§ Data for this exercise
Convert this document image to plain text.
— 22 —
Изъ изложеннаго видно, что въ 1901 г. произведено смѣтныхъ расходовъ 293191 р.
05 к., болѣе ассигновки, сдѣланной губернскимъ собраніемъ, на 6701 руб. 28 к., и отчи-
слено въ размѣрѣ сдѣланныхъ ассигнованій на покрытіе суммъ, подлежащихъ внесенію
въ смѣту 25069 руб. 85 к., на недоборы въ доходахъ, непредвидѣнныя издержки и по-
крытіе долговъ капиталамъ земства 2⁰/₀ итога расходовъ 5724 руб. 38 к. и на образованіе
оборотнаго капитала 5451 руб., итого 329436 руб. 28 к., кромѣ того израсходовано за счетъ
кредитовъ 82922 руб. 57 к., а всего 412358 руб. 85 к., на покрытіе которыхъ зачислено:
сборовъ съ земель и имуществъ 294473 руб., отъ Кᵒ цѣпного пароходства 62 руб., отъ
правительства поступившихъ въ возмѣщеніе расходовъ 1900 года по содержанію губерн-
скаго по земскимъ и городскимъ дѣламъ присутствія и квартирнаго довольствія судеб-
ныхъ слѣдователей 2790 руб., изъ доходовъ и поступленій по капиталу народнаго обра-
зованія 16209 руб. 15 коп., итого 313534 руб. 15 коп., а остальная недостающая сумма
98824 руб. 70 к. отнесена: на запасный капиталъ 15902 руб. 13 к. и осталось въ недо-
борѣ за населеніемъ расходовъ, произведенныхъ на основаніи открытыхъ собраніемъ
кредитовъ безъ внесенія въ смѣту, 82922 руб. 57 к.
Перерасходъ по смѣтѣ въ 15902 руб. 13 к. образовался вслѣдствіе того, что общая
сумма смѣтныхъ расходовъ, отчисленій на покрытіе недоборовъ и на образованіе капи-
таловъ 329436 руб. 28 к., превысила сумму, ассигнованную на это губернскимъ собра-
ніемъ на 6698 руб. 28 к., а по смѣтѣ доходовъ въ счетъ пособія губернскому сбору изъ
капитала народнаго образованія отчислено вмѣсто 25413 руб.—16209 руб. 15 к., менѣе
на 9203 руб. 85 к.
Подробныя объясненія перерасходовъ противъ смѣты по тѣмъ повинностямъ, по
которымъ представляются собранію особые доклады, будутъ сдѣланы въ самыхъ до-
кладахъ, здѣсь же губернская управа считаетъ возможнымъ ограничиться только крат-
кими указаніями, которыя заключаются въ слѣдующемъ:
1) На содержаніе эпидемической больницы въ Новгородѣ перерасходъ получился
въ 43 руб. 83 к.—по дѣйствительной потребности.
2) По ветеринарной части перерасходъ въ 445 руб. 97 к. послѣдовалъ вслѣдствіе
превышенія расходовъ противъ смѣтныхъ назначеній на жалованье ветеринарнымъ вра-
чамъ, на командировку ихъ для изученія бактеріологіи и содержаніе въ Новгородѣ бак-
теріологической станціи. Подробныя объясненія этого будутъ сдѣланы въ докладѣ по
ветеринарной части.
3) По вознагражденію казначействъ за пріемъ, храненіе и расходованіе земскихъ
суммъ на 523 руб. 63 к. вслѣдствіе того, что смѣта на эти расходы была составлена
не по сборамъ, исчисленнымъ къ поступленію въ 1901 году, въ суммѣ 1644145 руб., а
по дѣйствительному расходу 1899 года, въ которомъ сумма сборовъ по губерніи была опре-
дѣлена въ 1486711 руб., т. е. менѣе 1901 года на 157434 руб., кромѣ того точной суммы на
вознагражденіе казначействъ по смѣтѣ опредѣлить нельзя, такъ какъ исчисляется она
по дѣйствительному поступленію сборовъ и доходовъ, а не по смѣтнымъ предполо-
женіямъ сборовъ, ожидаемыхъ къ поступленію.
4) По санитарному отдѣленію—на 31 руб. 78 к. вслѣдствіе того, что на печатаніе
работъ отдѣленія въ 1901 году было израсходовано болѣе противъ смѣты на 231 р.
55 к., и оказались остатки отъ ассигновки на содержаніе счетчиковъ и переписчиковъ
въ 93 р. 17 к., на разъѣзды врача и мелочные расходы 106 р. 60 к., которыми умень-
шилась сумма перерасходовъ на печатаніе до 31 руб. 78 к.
* * *
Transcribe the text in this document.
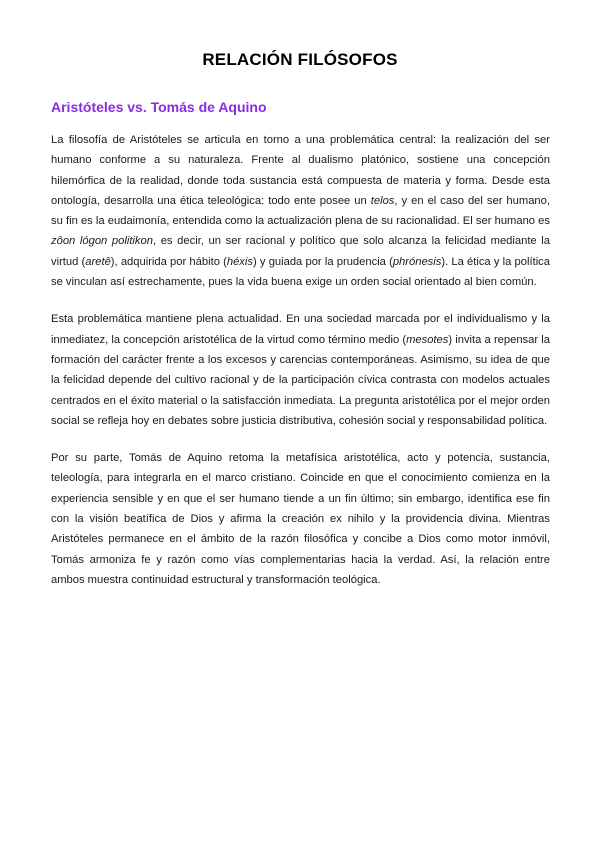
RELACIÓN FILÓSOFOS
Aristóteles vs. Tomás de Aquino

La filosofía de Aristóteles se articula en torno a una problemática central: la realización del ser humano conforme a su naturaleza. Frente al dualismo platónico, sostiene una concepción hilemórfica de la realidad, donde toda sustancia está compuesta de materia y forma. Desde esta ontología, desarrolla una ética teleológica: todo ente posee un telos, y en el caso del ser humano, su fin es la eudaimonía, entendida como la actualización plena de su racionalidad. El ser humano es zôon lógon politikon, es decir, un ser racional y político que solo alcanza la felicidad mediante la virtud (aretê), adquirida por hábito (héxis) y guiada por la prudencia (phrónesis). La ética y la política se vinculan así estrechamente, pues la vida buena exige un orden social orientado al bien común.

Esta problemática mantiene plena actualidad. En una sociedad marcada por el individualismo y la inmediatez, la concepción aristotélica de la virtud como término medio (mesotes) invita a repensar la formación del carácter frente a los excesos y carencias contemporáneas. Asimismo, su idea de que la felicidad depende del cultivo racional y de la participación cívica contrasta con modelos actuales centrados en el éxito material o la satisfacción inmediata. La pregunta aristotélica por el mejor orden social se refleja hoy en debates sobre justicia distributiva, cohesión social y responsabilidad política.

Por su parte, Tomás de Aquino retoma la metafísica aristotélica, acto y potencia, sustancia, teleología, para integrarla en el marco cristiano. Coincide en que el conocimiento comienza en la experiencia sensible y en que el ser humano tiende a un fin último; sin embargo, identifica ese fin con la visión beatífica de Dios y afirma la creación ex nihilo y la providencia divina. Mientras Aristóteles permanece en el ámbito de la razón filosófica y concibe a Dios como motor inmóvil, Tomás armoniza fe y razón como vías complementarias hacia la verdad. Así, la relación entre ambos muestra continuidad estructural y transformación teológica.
--
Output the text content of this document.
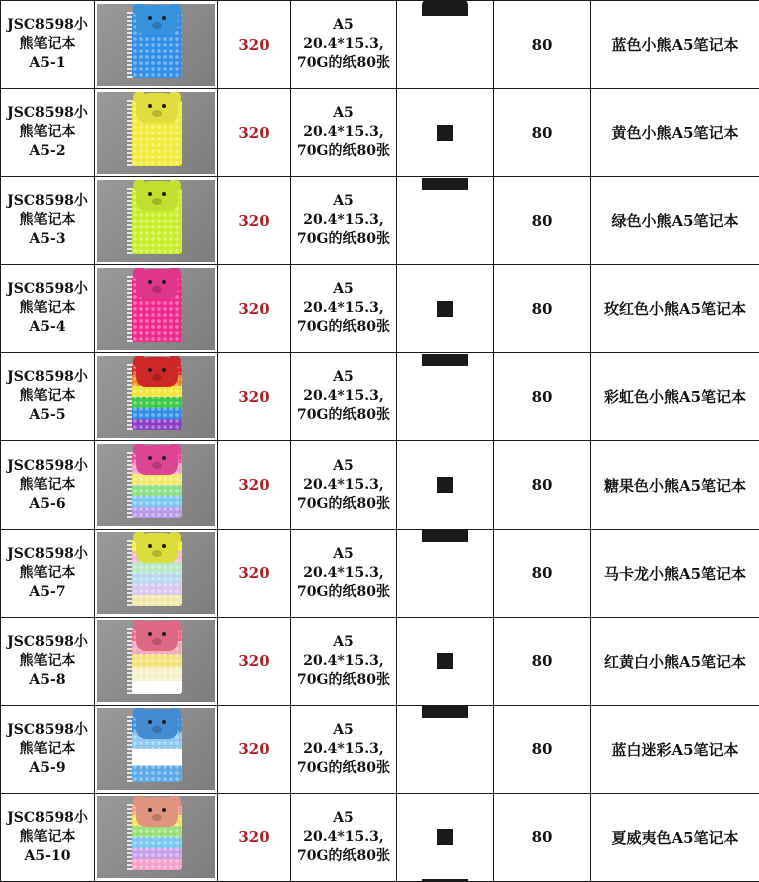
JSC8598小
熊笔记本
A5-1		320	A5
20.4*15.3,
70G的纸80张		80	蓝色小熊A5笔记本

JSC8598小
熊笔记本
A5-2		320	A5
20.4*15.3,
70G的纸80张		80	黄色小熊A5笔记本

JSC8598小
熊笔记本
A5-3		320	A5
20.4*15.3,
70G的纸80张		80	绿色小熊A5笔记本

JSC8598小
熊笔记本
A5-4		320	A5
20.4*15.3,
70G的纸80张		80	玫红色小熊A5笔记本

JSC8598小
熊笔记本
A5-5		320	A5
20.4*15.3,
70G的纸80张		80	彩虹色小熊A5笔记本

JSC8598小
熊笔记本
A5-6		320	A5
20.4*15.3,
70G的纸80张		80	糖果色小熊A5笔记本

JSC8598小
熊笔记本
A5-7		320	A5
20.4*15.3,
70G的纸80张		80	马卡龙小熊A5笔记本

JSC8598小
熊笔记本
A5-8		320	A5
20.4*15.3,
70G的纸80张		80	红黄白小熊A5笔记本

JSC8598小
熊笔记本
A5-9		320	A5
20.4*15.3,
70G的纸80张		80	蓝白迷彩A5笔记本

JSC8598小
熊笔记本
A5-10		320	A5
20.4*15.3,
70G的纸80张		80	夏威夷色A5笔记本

§ Task prompt
Copy each line of the listing that contains the string "text".

§ Solution to this problem
Convert this document image to plain text.
Transcribe the text in this document.
Output the text content of this document.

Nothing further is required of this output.